■ **TASK DETAILS**: Render each line of the entries below as one string in a JSON list, skipping any blank lines.

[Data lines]
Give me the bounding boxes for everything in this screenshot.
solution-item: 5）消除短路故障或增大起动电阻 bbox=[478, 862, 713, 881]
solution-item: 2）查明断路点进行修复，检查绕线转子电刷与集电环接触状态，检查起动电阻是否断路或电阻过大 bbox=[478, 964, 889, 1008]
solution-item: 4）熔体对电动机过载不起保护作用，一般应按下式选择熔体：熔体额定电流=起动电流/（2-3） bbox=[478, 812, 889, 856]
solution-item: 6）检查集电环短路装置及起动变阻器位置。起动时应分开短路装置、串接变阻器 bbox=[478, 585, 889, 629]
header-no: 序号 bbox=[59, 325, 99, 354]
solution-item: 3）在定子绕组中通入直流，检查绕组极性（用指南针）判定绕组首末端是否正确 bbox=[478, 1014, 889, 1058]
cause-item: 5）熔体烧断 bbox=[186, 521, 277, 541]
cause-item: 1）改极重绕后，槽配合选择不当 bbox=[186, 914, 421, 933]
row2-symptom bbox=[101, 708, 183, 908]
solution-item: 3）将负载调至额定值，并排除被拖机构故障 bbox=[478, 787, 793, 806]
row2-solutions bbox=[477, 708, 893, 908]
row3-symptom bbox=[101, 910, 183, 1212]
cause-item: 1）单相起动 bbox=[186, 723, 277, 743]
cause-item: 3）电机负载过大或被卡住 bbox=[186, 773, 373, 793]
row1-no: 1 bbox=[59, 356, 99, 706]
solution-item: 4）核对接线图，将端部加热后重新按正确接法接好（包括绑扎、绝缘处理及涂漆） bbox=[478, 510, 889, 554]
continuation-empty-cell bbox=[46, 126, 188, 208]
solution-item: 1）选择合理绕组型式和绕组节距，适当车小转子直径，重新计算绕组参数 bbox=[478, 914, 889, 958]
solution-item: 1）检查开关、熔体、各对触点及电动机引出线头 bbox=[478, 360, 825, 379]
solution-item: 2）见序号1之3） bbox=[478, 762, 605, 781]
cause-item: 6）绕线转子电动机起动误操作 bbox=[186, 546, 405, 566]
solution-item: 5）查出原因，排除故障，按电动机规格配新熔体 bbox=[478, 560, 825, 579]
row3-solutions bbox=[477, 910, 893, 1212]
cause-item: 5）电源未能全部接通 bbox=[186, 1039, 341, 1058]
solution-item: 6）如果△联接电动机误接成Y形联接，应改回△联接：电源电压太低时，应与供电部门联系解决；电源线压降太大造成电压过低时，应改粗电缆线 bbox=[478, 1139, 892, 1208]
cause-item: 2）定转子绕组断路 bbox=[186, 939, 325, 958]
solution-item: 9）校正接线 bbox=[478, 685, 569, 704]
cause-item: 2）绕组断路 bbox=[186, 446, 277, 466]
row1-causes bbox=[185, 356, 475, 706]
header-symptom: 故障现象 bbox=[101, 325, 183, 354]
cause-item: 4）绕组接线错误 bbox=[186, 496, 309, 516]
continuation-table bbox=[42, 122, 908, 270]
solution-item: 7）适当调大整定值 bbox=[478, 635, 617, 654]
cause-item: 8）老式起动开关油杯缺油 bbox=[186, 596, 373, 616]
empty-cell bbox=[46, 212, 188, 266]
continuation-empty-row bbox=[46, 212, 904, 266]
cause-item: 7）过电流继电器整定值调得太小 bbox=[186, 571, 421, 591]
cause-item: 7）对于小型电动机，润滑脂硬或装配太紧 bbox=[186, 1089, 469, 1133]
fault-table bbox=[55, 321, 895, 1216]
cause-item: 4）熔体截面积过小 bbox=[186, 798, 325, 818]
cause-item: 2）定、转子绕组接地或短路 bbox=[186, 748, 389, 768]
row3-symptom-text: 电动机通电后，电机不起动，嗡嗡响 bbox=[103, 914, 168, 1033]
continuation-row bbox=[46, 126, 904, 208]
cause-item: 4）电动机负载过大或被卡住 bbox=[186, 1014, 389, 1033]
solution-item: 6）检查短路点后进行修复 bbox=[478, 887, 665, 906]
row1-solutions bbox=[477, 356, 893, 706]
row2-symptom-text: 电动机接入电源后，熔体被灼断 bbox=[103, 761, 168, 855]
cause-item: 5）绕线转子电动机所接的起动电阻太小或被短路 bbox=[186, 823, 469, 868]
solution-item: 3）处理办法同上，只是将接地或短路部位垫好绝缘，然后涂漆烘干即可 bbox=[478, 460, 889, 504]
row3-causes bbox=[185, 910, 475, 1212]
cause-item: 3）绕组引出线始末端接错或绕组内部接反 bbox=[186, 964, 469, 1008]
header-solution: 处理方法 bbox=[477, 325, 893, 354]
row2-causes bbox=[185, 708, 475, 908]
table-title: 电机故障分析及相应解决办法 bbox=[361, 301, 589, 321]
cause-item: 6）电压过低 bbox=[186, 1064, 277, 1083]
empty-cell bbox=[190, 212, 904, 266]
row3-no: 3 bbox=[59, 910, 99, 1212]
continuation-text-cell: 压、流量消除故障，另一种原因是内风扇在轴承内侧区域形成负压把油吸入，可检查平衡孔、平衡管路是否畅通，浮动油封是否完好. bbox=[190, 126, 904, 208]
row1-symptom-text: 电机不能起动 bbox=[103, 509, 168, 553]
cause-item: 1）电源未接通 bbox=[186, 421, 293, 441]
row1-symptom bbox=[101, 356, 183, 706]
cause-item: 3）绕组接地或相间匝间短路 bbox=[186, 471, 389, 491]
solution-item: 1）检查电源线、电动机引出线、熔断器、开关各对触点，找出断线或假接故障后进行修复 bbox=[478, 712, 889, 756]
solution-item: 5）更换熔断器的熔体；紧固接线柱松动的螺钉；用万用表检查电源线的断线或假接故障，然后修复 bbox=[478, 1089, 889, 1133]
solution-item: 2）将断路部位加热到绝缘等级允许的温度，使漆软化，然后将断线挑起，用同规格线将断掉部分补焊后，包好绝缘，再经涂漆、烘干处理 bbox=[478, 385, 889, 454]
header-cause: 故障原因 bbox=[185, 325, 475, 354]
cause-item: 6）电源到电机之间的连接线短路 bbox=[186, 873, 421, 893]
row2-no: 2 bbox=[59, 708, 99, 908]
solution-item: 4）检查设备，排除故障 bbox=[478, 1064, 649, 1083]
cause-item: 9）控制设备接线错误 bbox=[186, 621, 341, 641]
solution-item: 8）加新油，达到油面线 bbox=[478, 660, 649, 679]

■ **FULL SOLUTION**:
[
  "Give me the bounding boxes for everything in this screenshot.",
  "solution-item: 5）消除短路故障或增大起动电阻 bbox=[478, 862, 713, 881]",
  "solution-item: 2）查明断路点进行修复，检查绕线转子电刷与集电环接触状态，检查起动电阻是否断路或电阻过大 bbox=[478, 964, 889, 1008]",
  "solution-item: 4）熔体对电动机过载不起保护作用，一般应按下式选择熔体：熔体额定电流=起动电流/（2-3） bbox=[478, 812, 889, 856]",
  "solution-item: 6）检查集电环短路装置及起动变阻器位置。起动时应分开短路装置、串接变阻器 bbox=[478, 585, 889, 629]",
  "header-no: 序号 bbox=[59, 325, 99, 354]",
  "solution-item: 3）在定子绕组中通入直流，检查绕组极性（用指南针）判定绕组首末端是否正确 bbox=[478, 1014, 889, 1058]",
  "cause-item: 5）熔体烧断 bbox=[186, 521, 277, 541]",
  "cause-item: 1）改极重绕后，槽配合选择不当 bbox=[186, 914, 421, 933]",
  "row2-symptom bbox=[101, 708, 183, 908]",
  "solution-item: 3）将负载调至额定值，并排除被拖机构故障 bbox=[478, 787, 793, 806]",
  "row2-solutions bbox=[477, 708, 893, 908]",
  "row3-symptom bbox=[101, 910, 183, 1212]",
  "cause-item: 1）单相起动 bbox=[186, 723, 277, 743]",
  "cause-item: 3）电机负载过大或被卡住 bbox=[186, 773, 373, 793]",
  "row1-no: 1 bbox=[59, 356, 99, 706]",
  "solution-item: 4）核对接线图，将端部加热后重新按正确接法接好（包括绑扎、绝缘处理及涂漆） bbox=[478, 510, 889, 554]",
  "continuation-empty-cell bbox=[46, 126, 188, 208]",
  "solution-item: 1）选择合理绕组型式和绕组节距，适当车小转子直径，重新计算绕组参数 bbox=[478, 914, 889, 958]",
  "solution-item: 1）检查开关、熔体、各对触点及电动机引出线头 bbox=[478, 360, 825, 379]",
  "solution-item: 2）见序号1之3） bbox=[478, 762, 605, 781]",
  "cause-item: 6）绕线转子电动机起动误操作 bbox=[186, 546, 405, 566]",
  "solution-item: 5）查出原因，排除故障，按电动机规格配新熔体 bbox=[478, 560, 825, 579]",
  "row3-solutions bbox=[477, 910, 893, 1212]",
  "cause-item: 5）电源未能全部接通 bbox=[186, 1039, 341, 1058]",
  "solution-item: 6）如果△联接电动机误接成Y形联接，应改回△联接：电源电压太低时，应与供电部门联系解决；电源线压降太大造成电压过低时，应改粗电缆线 bbox=[478, 1139, 892, 1208]",
  "cause-item: 2）定转子绕组断路 bbox=[186, 939, 325, 958]",
  "solution-item: 9）校正接线 bbox=[478, 685, 569, 704]",
  "cause-item: 2）绕组断路 bbox=[186, 446, 277, 466]",
  "row1-causes bbox=[185, 356, 475, 706]",
  "header-symptom: 故障现象 bbox=[101, 325, 183, 354]",
  "cause-item: 4）绕组接线错误 bbox=[186, 496, 309, 516]",
  "continuation-table bbox=[42, 122, 908, 270]",
  "solution-item: 7）适当调大整定值 bbox=[478, 635, 617, 654]",
  "cause-item: 8）老式起动开关油杯缺油 bbox=[186, 596, 373, 616]",
  "empty-cell bbox=[46, 212, 188, 266]",
  "continuation-empty-row bbox=[46, 212, 904, 266]",
  "cause-item: 7）过电流继电器整定值调得太小 bbox=[186, 571, 421, 591]",
  "cause-item: 7）对于小型电动机，润滑脂硬或装配太紧 bbox=[186, 1089, 469, 1133]",
  "fault-table bbox=[55, 321, 895, 1216]",
  "cause-item: 4）熔体截面积过小 bbox=[186, 798, 325, 818]",
  "cause-item: 2）定、转子绕组接地或短路 bbox=[186, 748, 389, 768]",
  "row3-symptom-text: 电动机通电后，电机不起动，嗡嗡响 bbox=[103, 914, 168, 1033]",
  "continuation-row bbox=[46, 126, 904, 208]",
  "cause-item: 4）电动机负载过大或被卡住 bbox=[186, 1014, 389, 1033]",
  "solution-item: 6）检查短路点后进行修复 bbox=[478, 887, 665, 906]",
  "row1-solutions bbox=[477, 356, 893, 706]",
  "row2-symptom-text: 电动机接入电源后，熔体被灼断 bbox=[103, 761, 168, 855]",
  "cause-item: 5）绕线转子电动机所接的起动电阻太小或被短路 bbox=[186, 823, 469, 868]",
  "solution-item: 3）处理办法同上，只是将接地或短路部位垫好绝缘，然后涂漆烘干即可 bbox=[478, 460, 889, 504]",
  "row3-causes bbox=[185, 910, 475, 1212]",
  "cause-item: 3）绕组引出线始末端接错或绕组内部接反 bbox=[186, 964, 469, 1008]",
  "header-solution: 处理方法 bbox=[477, 325, 893, 354]",
  "row2-causes bbox=[185, 708, 475, 908]",
  "table-title: 电机故障分析及相应解决办法 bbox=[361, 301, 589, 321]",
  "cause-item: 6）电压过低 bbox=[186, 1064, 277, 1083]",
  "empty-cell bbox=[190, 212, 904, 266]",
  "row3-no: 3 bbox=[59, 910, 99, 1212]",
  "continuation-text-cell: 压、流量消除故障，另一种原因是内风扇在轴承内侧区域形成负压把油吸入，可检查平衡孔、平衡管路是否畅通，浮动油封是否完好. bbox=[190, 126, 904, 208]",
  "row1-symptom-text: 电机不能起动 bbox=[103, 509, 168, 553]",
  "cause-item: 1）电源未接通 bbox=[186, 421, 293, 441]",
  "row1-symptom bbox=[101, 356, 183, 706]",
  "cause-item: 3）绕组接地或相间匝间短路 bbox=[186, 471, 389, 491]",
  "solution-item: 1）检查电源线、电动机引出线、熔断器、开关各对触点，找出断线或假接故障后进行修复 bbox=[478, 712, 889, 756]",
  "solution-item: 5）更换熔断器的熔体；紧固接线柱松动的螺钉；用万用表检查电源线的断线或假接故障，然后修复 bbox=[478, 1089, 889, 1133]",
  "solution-item: 2）将断路部位加热到绝缘等级允许的温度，使漆软化，然后将断线挑起，用同规格线将断掉部分补焊后，包好绝缘，再经涂漆、烘干处理 bbox=[478, 385, 889, 454]",
  "header-cause: 故障原因 bbox=[185, 325, 475, 354]",
  "cause-item: 6）电源到电机之间的连接线短路 bbox=[186, 873, 421, 893]",
  "row2-no: 2 bbox=[59, 708, 99, 908]",
  "solution-item: 4）检查设备，排除故障 bbox=[478, 1064, 649, 1083]",
  "cause-item: 9）控制设备接线错误 bbox=[186, 621, 341, 641]",
  "solution-item: 8）加新油，达到油面线 bbox=[478, 660, 649, 679]"
]